◆ **Recorded data**:
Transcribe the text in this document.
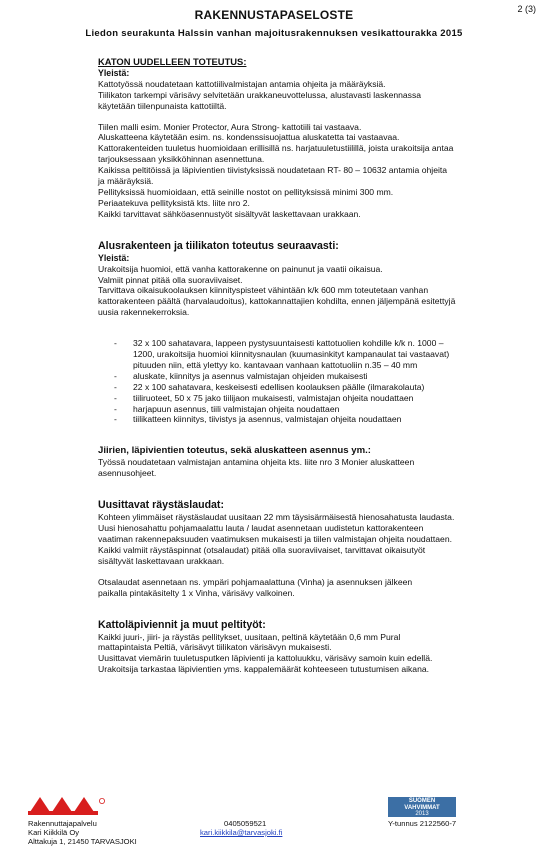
2 (3)
RAKENNUSTAPASELOSTE
Liedon seurakunta Halssin vanhan majoitusrakennuksen vesikattourakka 2015

KATON UUDELLEEN TOTEUTUS:

Yleistä:

Kattotyössä noudatetaan kattotiilivalmistajan antamia ohjeita ja määräyksiä.

Tiilikaton tarkempi värisävy selvitetään urakkaneuvottelussa, alustavasti laskennassa

käytetään tiilenpunaista kattotiiltä.

Tiilen malli esim. Monier Protector, Aura Strong- kattotiili tai vastaava.

Aluskatteena käytetään esim. ns. kondenssisuojattua aluskatetta tai vastaavaa.

Kattorakenteiden tuuletus huomioidaan erillisillä ns. harjatuuletustiilillä, joista urakoitsija antaa

tarjouksessaan yksikköhinnan asennettuna.

Kaikissa peltitöissä ja läpivientien tiivistyksissä noudatetaan RT- 80 – 10632 antamia ohjeita

ja määräyksiä.

Pellityksissä huomioidaan, että seinille nostot on pellityksissä minimi 300 mm.

Periaatekuva pellityksistä kts. liite nro 2.

Kaikki tarvittavat sähköasennustyöt sisältyvät laskettavaan urakkaan.

Alusrakenteen ja tiilikaton toteutus seuraavasti:

Yleistä:

Urakoitsija huomioi, että vanha kattorakenne on painunut ja vaatii oikaisua.

Valmiit pinnat pitää olla suoraviivaiset.

Tarvittava oikaisukoolauksen kiinnityspisteet vähintään k/k 600 mm toteutetaan vanhan

kattorakenteen päältä (harvalaudoitus), kattokannattajien kohdilta, ennen jäljempänä esitettyjä

uusia rakennekerroksia.

- 32 x 100 sahatavara, lappeen pystysuuntaisesti kattotuolien kohdille k/k n. 1000 –
1200, urakoitsija huomioi kiinnitysnaulan (kuumasinkityt kampanaulat tai vastaavat)
pituuden niin, että ylettyy ko. kantavaan vanhaan kattotuoliin n.35 – 40 mm
- aluskate, kiinnitys ja asennus valmistajan ohjeiden mukaisesti
- 22 x 100 sahatavara, keskeisesti edellisen koolauksen päälle (ilmarakolauta)
- tiiliruoteet, 50 x 75 jako tiilijaon mukaisesti, valmistajan ohjeita noudattaen
- harjapuun asennus, tiili valmistajan ohjeita noudattaen
- tiilikatteen kiinnitys, tiivistys ja asennus, valmistajan ohjeita noudattaen

Jiirien, läpivientien toteutus, sekä aluskatteen asennus ym.:

Työssä noudatetaan valmistajan antamina ohjeita kts. liite nro 3 Monier aluskatteen

asennusohjeet.

Uusittavat räystäslaudat:

Kohteen ylimmäiset räystäslaudat uusitaan 22 mm täysisärmäisestä hienosahatusta laudasta.

Uusi hienosahattu pohjamaalattu lauta / laudat asennetaan uudistetun kattorakenteen

vaatiman rakennepaksuuden vaatimuksen mukaisesti ja tiilen valmistajan ohjeita noudattaen.

Kaikki valmiit räystäspinnat (otsalaudat) pitää olla suoraviivaiset, tarvittavat oikaisutyöt

sisältyvät laskettavaan urakkaan.

Otsalaudat asennetaan ns. ympäri pohjamaalattuna (Vinha) ja asennuksen jälkeen

paikalla pintakäsitelty 1 x Vinha, värisävy valkoinen.

Kattoläpiviennit ja muut peltityöt:

Kaikki juuri-, jiiri- ja räystäs pellitykset, uusitaan, peltinä käytetään 0,6 mm Pural

mattapintaista Peltiä, värisävyt tiilikaton värisävyn mukaisesti.

Uusittavat viemärin tuuletusputken läpivienti ja kattoluukku, värisävy samoin kuin edellä.

Urakoitsija tarkastaa läpivientien yms. kappalemäärät kohteeseen tutustumisen aikana.

Rakennuttajapalvelu
Kari Kiikkilä Oy
Alttakuja 1, 21450 TARVASJOKI
0405059521
kari.kiikkila@tarvasjoki.fi
SUOMEN
VAHVIMMAT
2013
Y-tunnus 2122560-7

◆ **Problem**: Pull out every line of the records that includes the string "räystäslaudat".

◆ **Result**:
Uusittavat räystäslaudat:
Kohteen ylimmäiset räystäslaudat uusitaan 22 mm täysisärmäisestä hienosahatusta laudasta.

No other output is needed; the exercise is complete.